=== EXERCISE DIRECTIONS ===
What follows is a set of entries. Repeat them exactly, but not their pictures.

>>>>>

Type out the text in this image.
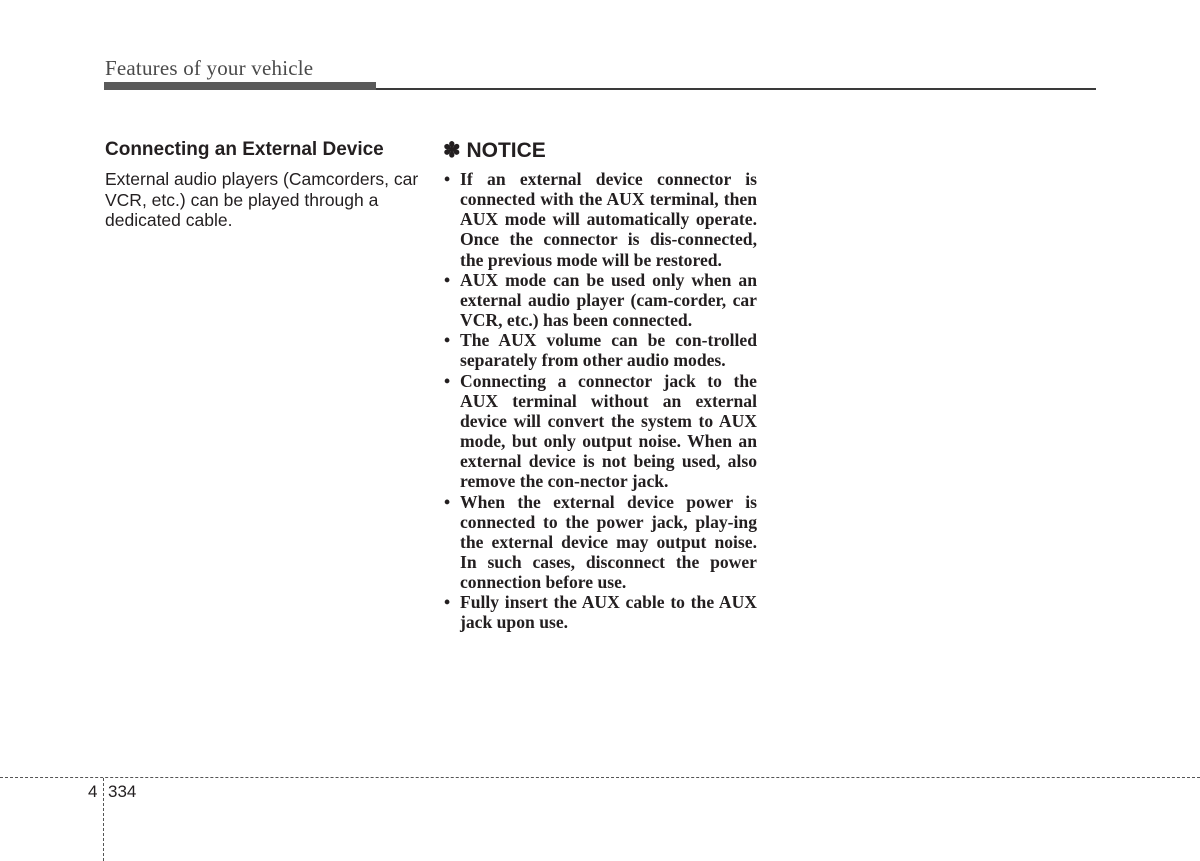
Features of your vehicle
Connecting an External Device

External audio players (Camcorders, car VCR, etc.) can be played through a dedicated cable.

✽ NOTICE
• If an external device connector is connected with the AUX terminal, then AUX mode will automatically operate. Once the connector is dis-connected, the previous mode will be restored.
• AUX mode can be used only when an external audio player (cam-corder, car VCR, etc.) has been connected.
• The AUX volume can be con-trolled separately from other audio modes.
• Connecting a connector jack to the AUX terminal without an external device will convert the system to AUX mode, but only output noise. When an external device is not being used, also remove the con-nector jack.
• When the external device power is connected to the power jack, play-ing the external device may output noise. In such cases, disconnect the power connection before use.
• Fully insert the AUX cable to the AUX jack upon use.
4 334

<<<<<

=== THE RESPONSE ===
Type out the text in this image.
Features of your vehicle
Connecting an External Device

External audio players (Camcorders, car VCR, etc.) can be played through a dedicated cable.

✽ NOTICE
• If an external device connector is connected with the AUX terminal, then AUX mode will automatically operate. Once the connector is dis-connected, the previous mode will be restored.
• AUX mode can be used only when an external audio player (cam-corder, car VCR, etc.) has been connected.
• The AUX volume can be con-trolled separately from other audio modes.
• Connecting a connector jack to the AUX terminal without an external device will convert the system to AUX mode, but only output noise. When an external device is not being used, also remove the con-nector jack.
• When the external device power is connected to the power jack, play-ing the external device may output noise. In such cases, disconnect the power connection before use.
• Fully insert the AUX cable to the AUX jack upon use.
4 334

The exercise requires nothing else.